▶ _Given records_
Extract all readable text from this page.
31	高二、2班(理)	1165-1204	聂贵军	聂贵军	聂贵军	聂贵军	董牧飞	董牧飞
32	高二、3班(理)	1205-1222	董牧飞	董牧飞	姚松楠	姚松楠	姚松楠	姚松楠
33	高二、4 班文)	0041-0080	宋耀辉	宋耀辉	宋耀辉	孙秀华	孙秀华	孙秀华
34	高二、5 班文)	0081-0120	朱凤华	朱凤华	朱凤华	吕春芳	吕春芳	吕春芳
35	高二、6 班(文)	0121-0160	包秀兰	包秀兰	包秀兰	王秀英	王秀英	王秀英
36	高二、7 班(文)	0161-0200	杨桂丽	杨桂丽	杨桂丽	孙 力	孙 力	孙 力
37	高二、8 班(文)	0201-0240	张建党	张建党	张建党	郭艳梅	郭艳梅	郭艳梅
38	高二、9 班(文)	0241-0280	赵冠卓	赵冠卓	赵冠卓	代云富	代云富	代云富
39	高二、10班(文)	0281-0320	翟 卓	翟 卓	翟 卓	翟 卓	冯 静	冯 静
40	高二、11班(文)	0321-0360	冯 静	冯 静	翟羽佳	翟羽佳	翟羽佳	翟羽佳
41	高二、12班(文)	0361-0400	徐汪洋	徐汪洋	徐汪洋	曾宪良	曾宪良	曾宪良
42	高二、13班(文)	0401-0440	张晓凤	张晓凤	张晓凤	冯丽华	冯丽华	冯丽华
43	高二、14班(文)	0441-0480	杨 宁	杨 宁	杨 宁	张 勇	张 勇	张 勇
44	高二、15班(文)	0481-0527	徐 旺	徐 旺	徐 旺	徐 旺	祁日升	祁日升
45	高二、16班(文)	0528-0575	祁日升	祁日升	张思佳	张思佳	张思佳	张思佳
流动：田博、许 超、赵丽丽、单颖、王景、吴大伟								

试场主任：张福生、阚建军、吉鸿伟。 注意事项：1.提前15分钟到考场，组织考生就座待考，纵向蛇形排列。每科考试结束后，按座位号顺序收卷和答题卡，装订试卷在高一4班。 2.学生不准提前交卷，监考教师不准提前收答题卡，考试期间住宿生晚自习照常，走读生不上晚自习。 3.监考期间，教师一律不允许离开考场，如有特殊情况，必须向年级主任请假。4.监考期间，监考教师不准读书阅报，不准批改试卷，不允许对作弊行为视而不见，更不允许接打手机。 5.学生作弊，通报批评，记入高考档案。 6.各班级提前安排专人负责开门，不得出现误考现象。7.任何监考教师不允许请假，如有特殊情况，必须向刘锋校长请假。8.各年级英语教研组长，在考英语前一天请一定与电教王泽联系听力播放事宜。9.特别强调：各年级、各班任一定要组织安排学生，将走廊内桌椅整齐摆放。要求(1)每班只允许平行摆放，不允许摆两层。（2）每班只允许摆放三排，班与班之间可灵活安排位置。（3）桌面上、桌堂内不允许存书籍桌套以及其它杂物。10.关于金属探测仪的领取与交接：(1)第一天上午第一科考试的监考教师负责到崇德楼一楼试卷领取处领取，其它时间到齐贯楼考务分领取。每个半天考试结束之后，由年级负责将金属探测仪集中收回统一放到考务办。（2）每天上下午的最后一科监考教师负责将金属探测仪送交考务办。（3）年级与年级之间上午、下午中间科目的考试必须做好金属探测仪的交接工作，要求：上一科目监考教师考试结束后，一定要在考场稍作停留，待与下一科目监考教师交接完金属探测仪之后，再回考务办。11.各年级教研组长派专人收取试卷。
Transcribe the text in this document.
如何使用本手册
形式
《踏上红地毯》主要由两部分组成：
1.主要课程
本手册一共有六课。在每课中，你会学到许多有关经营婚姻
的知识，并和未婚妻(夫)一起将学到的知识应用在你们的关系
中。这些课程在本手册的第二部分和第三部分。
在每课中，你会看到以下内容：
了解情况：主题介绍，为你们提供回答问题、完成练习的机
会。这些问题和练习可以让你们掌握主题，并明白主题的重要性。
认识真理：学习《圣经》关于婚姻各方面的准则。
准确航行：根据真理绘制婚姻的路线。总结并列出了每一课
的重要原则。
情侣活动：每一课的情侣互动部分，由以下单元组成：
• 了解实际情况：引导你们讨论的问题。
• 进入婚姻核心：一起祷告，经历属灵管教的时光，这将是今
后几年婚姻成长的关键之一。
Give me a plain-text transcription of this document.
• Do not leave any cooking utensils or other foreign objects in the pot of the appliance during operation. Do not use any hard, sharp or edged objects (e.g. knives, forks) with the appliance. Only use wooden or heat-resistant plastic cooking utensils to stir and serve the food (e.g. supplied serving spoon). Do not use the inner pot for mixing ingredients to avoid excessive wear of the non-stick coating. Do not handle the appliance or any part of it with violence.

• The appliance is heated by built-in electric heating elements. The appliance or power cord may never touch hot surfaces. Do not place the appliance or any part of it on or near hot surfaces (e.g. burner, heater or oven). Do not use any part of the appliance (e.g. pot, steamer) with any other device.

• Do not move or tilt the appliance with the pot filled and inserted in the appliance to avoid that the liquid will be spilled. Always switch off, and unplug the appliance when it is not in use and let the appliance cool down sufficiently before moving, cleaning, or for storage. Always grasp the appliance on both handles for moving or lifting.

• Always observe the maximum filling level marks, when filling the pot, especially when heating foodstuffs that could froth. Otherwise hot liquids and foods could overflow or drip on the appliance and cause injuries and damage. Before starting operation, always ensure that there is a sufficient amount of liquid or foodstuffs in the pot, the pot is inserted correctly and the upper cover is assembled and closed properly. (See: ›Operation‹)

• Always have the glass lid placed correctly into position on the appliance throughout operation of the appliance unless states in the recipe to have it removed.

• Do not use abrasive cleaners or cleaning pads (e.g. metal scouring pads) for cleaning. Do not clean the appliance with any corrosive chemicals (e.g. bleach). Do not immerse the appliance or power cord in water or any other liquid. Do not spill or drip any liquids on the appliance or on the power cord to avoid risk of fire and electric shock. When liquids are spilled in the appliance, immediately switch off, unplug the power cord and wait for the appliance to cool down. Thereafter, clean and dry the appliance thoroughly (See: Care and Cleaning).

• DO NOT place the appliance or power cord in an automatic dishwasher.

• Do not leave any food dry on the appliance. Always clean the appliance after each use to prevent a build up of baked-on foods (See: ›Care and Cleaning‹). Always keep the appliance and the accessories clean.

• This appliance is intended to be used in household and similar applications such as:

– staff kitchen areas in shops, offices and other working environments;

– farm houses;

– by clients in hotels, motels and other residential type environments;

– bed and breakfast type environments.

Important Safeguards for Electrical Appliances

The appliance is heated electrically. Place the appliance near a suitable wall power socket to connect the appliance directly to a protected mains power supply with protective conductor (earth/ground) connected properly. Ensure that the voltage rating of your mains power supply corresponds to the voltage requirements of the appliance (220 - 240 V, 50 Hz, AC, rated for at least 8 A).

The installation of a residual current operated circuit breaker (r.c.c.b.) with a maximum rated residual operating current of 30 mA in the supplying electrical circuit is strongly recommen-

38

▶ _Problem to work on_
The lines above should be duplicated exactly.

▶ _Full answer_
Extract all readable text from this page.
31	高二、2班(理)	1165-1204	聂贵军	聂贵军	聂贵军	聂贵军	董牧飞	董牧飞
32	高二、3班(理)	1205-1222	董牧飞	董牧飞	姚松楠	姚松楠	姚松楠	姚松楠
33	高二、4 班文)	0041-0080	宋耀辉	宋耀辉	宋耀辉	孙秀华	孙秀华	孙秀华
34	高二、5 班文)	0081-0120	朱凤华	朱凤华	朱凤华	吕春芳	吕春芳	吕春芳
35	高二、6 班(文)	0121-0160	包秀兰	包秀兰	包秀兰	王秀英	王秀英	王秀英
36	高二、7 班(文)	0161-0200	杨桂丽	杨桂丽	杨桂丽	孙 力	孙 力	孙 力
37	高二、8 班(文)	0201-0240	张建党	张建党	张建党	郭艳梅	郭艳梅	郭艳梅
38	高二、9 班(文)	0241-0280	赵冠卓	赵冠卓	赵冠卓	代云富	代云富	代云富
39	高二、10班(文)	0281-0320	翟 卓	翟 卓	翟 卓	翟 卓	冯 静	冯 静
40	高二、11班(文)	0321-0360	冯 静	冯 静	翟羽佳	翟羽佳	翟羽佳	翟羽佳
41	高二、12班(文)	0361-0400	徐汪洋	徐汪洋	徐汪洋	曾宪良	曾宪良	曾宪良
42	高二、13班(文)	0401-0440	张晓凤	张晓凤	张晓凤	冯丽华	冯丽华	冯丽华
43	高二、14班(文)	0441-0480	杨 宁	杨 宁	杨 宁	张 勇	张 勇	张 勇
44	高二、15班(文)	0481-0527	徐 旺	徐 旺	徐 旺	徐 旺	祁日升	祁日升
45	高二、16班(文)	0528-0575	祁日升	祁日升	张思佳	张思佳	张思佳	张思佳
流动：田博、许 超、赵丽丽、单颖、王景、吴大伟								

试场主任：张福生、阚建军、吉鸿伟。 注意事项：1.提前15分钟到考场，组织考生就座待考，纵向蛇形排列。每科考试结束后，按座位号顺序收卷和答题卡，装订试卷在高一4班。 2.学生不准提前交卷，监考教师不准提前收答题卡，考试期间住宿生晚自习照常，走读生不上晚自习。 3.监考期间，教师一律不允许离开考场，如有特殊情况，必须向年级主任请假。4.监考期间，监考教师不准读书阅报，不准批改试卷，不允许对作弊行为视而不见，更不允许接打手机。 5.学生作弊，通报批评，记入高考档案。 6.各班级提前安排专人负责开门，不得出现误考现象。7.任何监考教师不允许请假，如有特殊情况，必须向刘锋校长请假。8.各年级英语教研组长，在考英语前一天请一定与电教王泽联系听力播放事宜。9.特别强调：各年级、各班任一定要组织安排学生，将走廊内桌椅整齐摆放。要求(1)每班只允许平行摆放，不允许摆两层。（2）每班只允许摆放三排，班与班之间可灵活安排位置。（3）桌面上、桌堂内不允许存书籍桌套以及其它杂物。10.关于金属探测仪的领取与交接：(1)第一天上午第一科考试的监考教师负责到崇德楼一楼试卷领取处领取，其它时间到齐贯楼考务分领取。每个半天考试结束之后，由年级负责将金属探测仪集中收回统一放到考务办。（2）每天上下午的最后一科监考教师负责将金属探测仪送交考务办。（3）年级与年级之间上午、下午中间科目的考试必须做好金属探测仪的交接工作，要求：上一科目监考教师考试结束后，一定要在考场稍作停留，待与下一科目监考教师交接完金属探测仪之后，再回考务办。11.各年级教研组长派专人收取试卷。
Transcribe the text in this document.
如何使用本手册
形式
《踏上红地毯》主要由两部分组成：
1.主要课程
本手册一共有六课。在每课中，你会学到许多有关经营婚姻
的知识，并和未婚妻(夫)一起将学到的知识应用在你们的关系
中。这些课程在本手册的第二部分和第三部分。
在每课中，你会看到以下内容：
了解情况：主题介绍，为你们提供回答问题、完成练习的机
会。这些问题和练习可以让你们掌握主题，并明白主题的重要性。
认识真理：学习《圣经》关于婚姻各方面的准则。
准确航行：根据真理绘制婚姻的路线。总结并列出了每一课
的重要原则。
情侣活动：每一课的情侣互动部分，由以下单元组成：
• 了解实际情况：引导你们讨论的问题。
• 进入婚姻核心：一起祷告，经历属灵管教的时光，这将是今
后几年婚姻成长的关键之一。
Give me a plain-text transcription of this document.
• Do not leave any cooking utensils or other foreign objects in the pot of the appliance during operation. Do not use any hard, sharp or edged objects (e.g. knives, forks) with the appliance. Only use wooden or heat-resistant plastic cooking utensils to stir and serve the food (e.g. supplied serving spoon). Do not use the inner pot for mixing ingredients to avoid excessive wear of the non-stick coating. Do not handle the appliance or any part of it with violence.

• The appliance is heated by built-in electric heating elements. The appliance or power cord may never touch hot surfaces. Do not place the appliance or any part of it on or near hot surfaces (e.g. burner, heater or oven). Do not use any part of the appliance (e.g. pot, steamer) with any other device.

• Do not move or tilt the appliance with the pot filled and inserted in the appliance to avoid that the liquid will be spilled. Always switch off, and unplug the appliance when it is not in use and let the appliance cool down sufficiently before moving, cleaning, or for storage. Always grasp the appliance on both handles for moving or lifting.

• Always observe the maximum filling level marks, when filling the pot, especially when heating foodstuffs that could froth. Otherwise hot liquids and foods could overflow or drip on the appliance and cause injuries and damage. Before starting operation, always ensure that there is a sufficient amount of liquid or foodstuffs in the pot, the pot is inserted correctly and the upper cover is assembled and closed properly. (See: ›Operation‹)

• Always have the glass lid placed correctly into position on the appliance throughout operation of the appliance unless states in the recipe to have it removed.

• Do not use abrasive cleaners or cleaning pads (e.g. metal scouring pads) for cleaning. Do not clean the appliance with any corrosive chemicals (e.g. bleach). Do not immerse the appliance or power cord in water or any other liquid. Do not spill or drip any liquids on the appliance or on the power cord to avoid risk of fire and electric shock. When liquids are spilled in the appliance, immediately switch off, unplug the power cord and wait for the appliance to cool down. Thereafter, clean and dry the appliance thoroughly (See: Care and Cleaning).

• DO NOT place the appliance or power cord in an automatic dishwasher.

• Do not leave any food dry on the appliance. Always clean the appliance after each use to prevent a build up of baked-on foods (See: ›Care and Cleaning‹). Always keep the appliance and the accessories clean.

• This appliance is intended to be used in household and similar applications such as:

– staff kitchen areas in shops, offices and other working environments;

– farm houses;

– by clients in hotels, motels and other residential type environments;

– bed and breakfast type environments.

Important Safeguards for Electrical Appliances

The appliance is heated electrically. Place the appliance near a suitable wall power socket to connect the appliance directly to a protected mains power supply with protective conductor (earth/ground) connected properly. Ensure that the voltage rating of your mains power supply corresponds to the voltage requirements of the appliance (220 - 240 V, 50 Hz, AC, rated for at least 8 A).

The installation of a residual current operated circuit breaker (r.c.c.b.) with a maximum rated residual operating current of 30 mA in the supplying electrical circuit is strongly recommen-

38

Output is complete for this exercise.